→ **The records**:

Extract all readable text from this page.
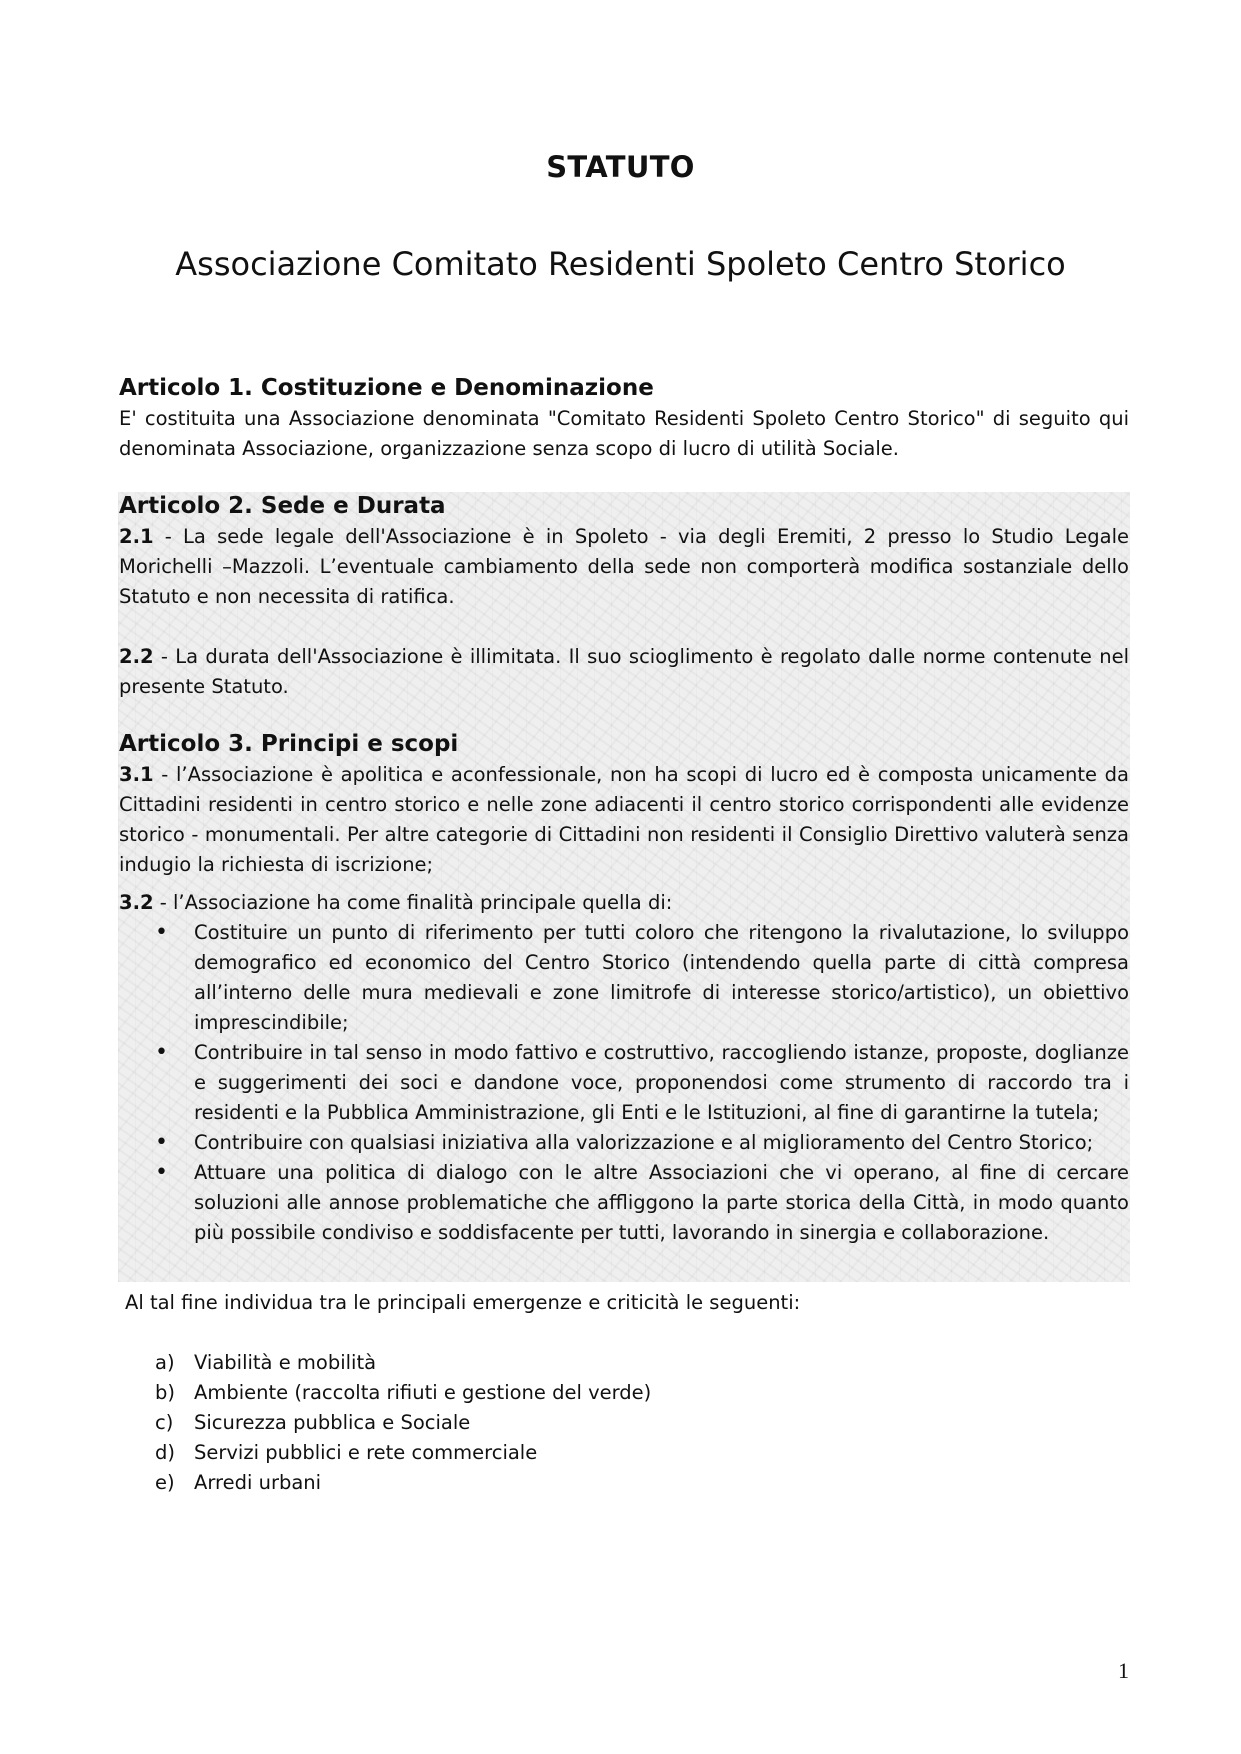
STATUTO
Associazione Comitato Residenti Spoleto Centro Storico
Articolo 1. Costituzione e Denominazione

E' costituita una Associazione denominata "Comitato Residenti Spoleto Centro Storico" di seguito qui denominata Associazione, organizzazione senza scopo di lucro di utilità Sociale.

Articolo 2. Sede e Durata

2.1 - La sede legale dell'Associazione è in Spoleto - via degli Eremiti, 2 presso lo Studio Legale Morichelli –Mazzoli. L’eventuale cambiamento della sede non comporterà modifica sostanziale dello Statuto e non necessita di ratifica.

2.2 - La durata dell'Associazione è illimitata. Il suo scioglimento è regolato dalle norme contenute nel presente Statuto.

Articolo 3. Principi e scopi

3.1 - l’Associazione è apolitica e aconfessionale, non ha scopi di lucro ed è composta unicamente da Cittadini residenti in centro storico e nelle zone adiacenti il centro storico corrispondenti alle evidenze storico - monumentali. Per altre categorie di Cittadini non residenti il Consiglio Direttivo valuterà senza indugio la richiesta di iscrizione;

3.2 - l’Associazione ha come finalità principale quella di:

• Costituire un punto di riferimento per tutti coloro che ritengono la rivalutazione, lo sviluppo demografico ed economico del Centro Storico (intendendo quella parte di città compresa all’interno delle mura medievali e zone limitrofe di interesse storico/artistico), un obiettivo imprescindibile;
• Contribuire in tal senso in modo fattivo e costruttivo, raccogliendo istanze, proposte, doglianze e suggerimenti dei soci e dandone voce, proponendosi come strumento di raccordo tra i residenti e la Pubblica Amministrazione, gli Enti e le Istituzioni, al fine di garantirne la tutela;
• Contribuire con qualsiasi iniziativa alla valorizzazione e al miglioramento del Centro Storico;
• Attuare una politica di dialogo con le altre Associazioni che vi operano, al fine di cercare soluzioni alle annose problematiche che affliggono la parte storica della Città, in modo quanto più possibile condiviso e soddisfacente per tutti, lavorando in sinergia e collaborazione.

Al tal fine individua tra le principali emergenze e criticità le seguenti:

a) Viabilità e mobilità
b) Ambiente (raccolta rifiuti e gestione del verde)
c) Sicurezza pubblica e Sociale
d) Servizi pubblici e rete commerciale
e) Arredi urbani
1
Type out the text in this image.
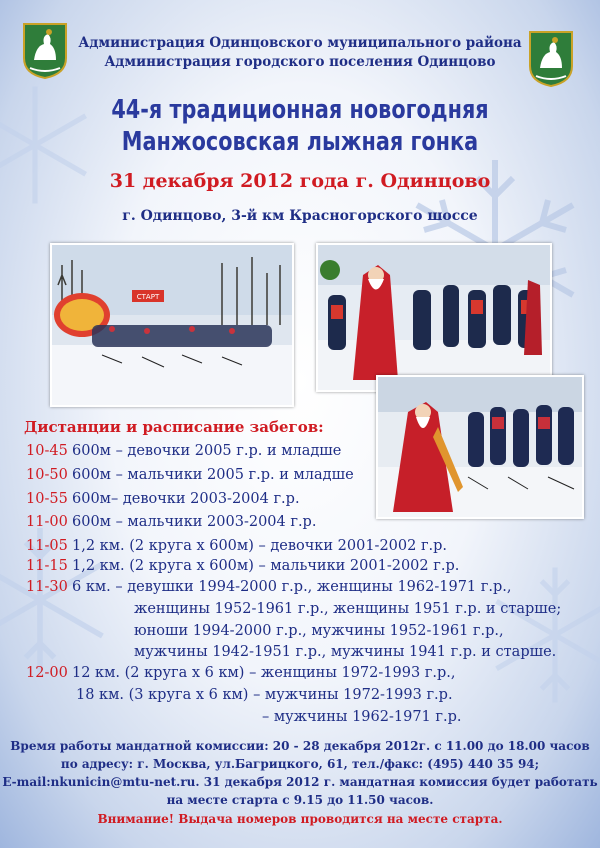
Администрация Одинцовского муниципального района
Администрация городского поселения Одинцово
44-я традиционная новогодняя
Манжосовская лыжная гонка
31 декабря 2012 года г. Одинцово
г. Одинцово, 3-й км Красногорского шоссе
СТАРТ
Дистанции и расписание забегов:
10-45 600м – девочки 2005 г.р. и младше
10-50 600м – мальчики 2005 г.р. и младше
10-55 600м– девочки 2003-2004 г.р.
11-00 600м – мальчики 2003-2004 г.р.
11-05 1,2 км. (2 круга х 600м) – девочки 2001-2002 г.р.
11-15 1,2 км. (2 круга х 600м) – мальчики 2001-2002 г.р.
11-30 6 км. – девушки 1994-2000 г.р., женщины 1962-1971 г.р.,
женщины 1952-1961 г.р., женщины 1951 г.р. и старше;
юноши 1994-2000 г.р., мужчины 1952-1961 г.р.,
мужчины 1942-1951 г.р., мужчины 1941 г.р. и старше.
12-00 12 км. (2 круга х 6 км) – женщины 1972-1993 г.р.,
18 км. (3 круга х 6 км) – мужчины 1972-1993 г.р.
– мужчины 1962-1971 г.р.
Время работы мандатной комиссии: 20 - 28 декабря 2012г. с 11.00 до 18.00 часов
по адресу: г. Москва, ул.Багрицкого, 61, тел./факс: (495) 440 35 94;
E-mail:nkunicin@mtu-net.ru. 31 декабря 2012 г. мандатная комиссия будет работать
на месте старта с 9.15 до 11.50 часов.
Внимание! Выдача номеров проводится на месте старта.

→ **Task goal**: Retype the whole listing exactly and leave the pictures out.

→ **Problem solution**:
Extract all readable text from this page.
STATUTO
Associazione Comitato Residenti Spoleto Centro Storico
Articolo 1. Costituzione e Denominazione

E' costituita una Associazione denominata "Comitato Residenti Spoleto Centro Storico" di seguito qui denominata Associazione, organizzazione senza scopo di lucro di utilità Sociale.

Articolo 2. Sede e Durata

2.1 - La sede legale dell'Associazione è in Spoleto - via degli Eremiti, 2 presso lo Studio Legale Morichelli –Mazzoli. L’eventuale cambiamento della sede non comporterà modifica sostanziale dello Statuto e non necessita di ratifica.

2.2 - La durata dell'Associazione è illimitata. Il suo scioglimento è regolato dalle norme contenute nel presente Statuto.

Articolo 3. Principi e scopi

3.1 - l’Associazione è apolitica e aconfessionale, non ha scopi di lucro ed è composta unicamente da Cittadini residenti in centro storico e nelle zone adiacenti il centro storico corrispondenti alle evidenze storico - monumentali. Per altre categorie di Cittadini non residenti il Consiglio Direttivo valuterà senza indugio la richiesta di iscrizione;

3.2 - l’Associazione ha come finalità principale quella di:

• Costituire un punto di riferimento per tutti coloro che ritengono la rivalutazione, lo sviluppo demografico ed economico del Centro Storico (intendendo quella parte di città compresa all’interno delle mura medievali e zone limitrofe di interesse storico/artistico), un obiettivo imprescindibile;
• Contribuire in tal senso in modo fattivo e costruttivo, raccogliendo istanze, proposte, doglianze e suggerimenti dei soci e dandone voce, proponendosi come strumento di raccordo tra i residenti e la Pubblica Amministrazione, gli Enti e le Istituzioni, al fine di garantirne la tutela;
• Contribuire con qualsiasi iniziativa alla valorizzazione e al miglioramento del Centro Storico;
• Attuare una politica di dialogo con le altre Associazioni che vi operano, al fine di cercare soluzioni alle annose problematiche che affliggono la parte storica della Città, in modo quanto più possibile condiviso e soddisfacente per tutti, lavorando in sinergia e collaborazione.

Al tal fine individua tra le principali emergenze e criticità le seguenti:

a) Viabilità e mobilità
b) Ambiente (raccolta rifiuti e gestione del verde)
c) Sicurezza pubblica e Sociale
d) Servizi pubblici e rete commerciale
e) Arredi urbani
1
Type out the text in this image.
Администрация Одинцовского муниципального района
Администрация городского поселения Одинцово
44-я традиционная новогодняя
Манжосовская лыжная гонка
31 декабря 2012 года г. Одинцово
г. Одинцово, 3-й км Красногорского шоссе
СТАРТ
Дистанции и расписание забегов:
10-45 600м – девочки 2005 г.р. и младше
10-50 600м – мальчики 2005 г.р. и младше
10-55 600м– девочки 2003-2004 г.р.
11-00 600м – мальчики 2003-2004 г.р.
11-05 1,2 км. (2 круга х 600м) – девочки 2001-2002 г.р.
11-15 1,2 км. (2 круга х 600м) – мальчики 2001-2002 г.р.
11-30 6 км. – девушки 1994-2000 г.р., женщины 1962-1971 г.р.,
женщины 1952-1961 г.р., женщины 1951 г.р. и старше;
юноши 1994-2000 г.р., мужчины 1952-1961 г.р.,
мужчины 1942-1951 г.р., мужчины 1941 г.р. и старше.
12-00 12 км. (2 круга х 6 км) – женщины 1972-1993 г.р.,
18 км. (3 круга х 6 км) – мужчины 1972-1993 г.р.
– мужчины 1962-1971 г.р.
Время работы мандатной комиссии: 20 - 28 декабря 2012г. с 11.00 до 18.00 часов
по адресу: г. Москва, ул.Багрицкого, 61, тел./факс: (495) 440 35 94;
E-mail:nkunicin@mtu-net.ru. 31 декабря 2012 г. мандатная комиссия будет работать
на месте старта с 9.15 до 11.50 часов.
Внимание! Выдача номеров проводится на месте старта.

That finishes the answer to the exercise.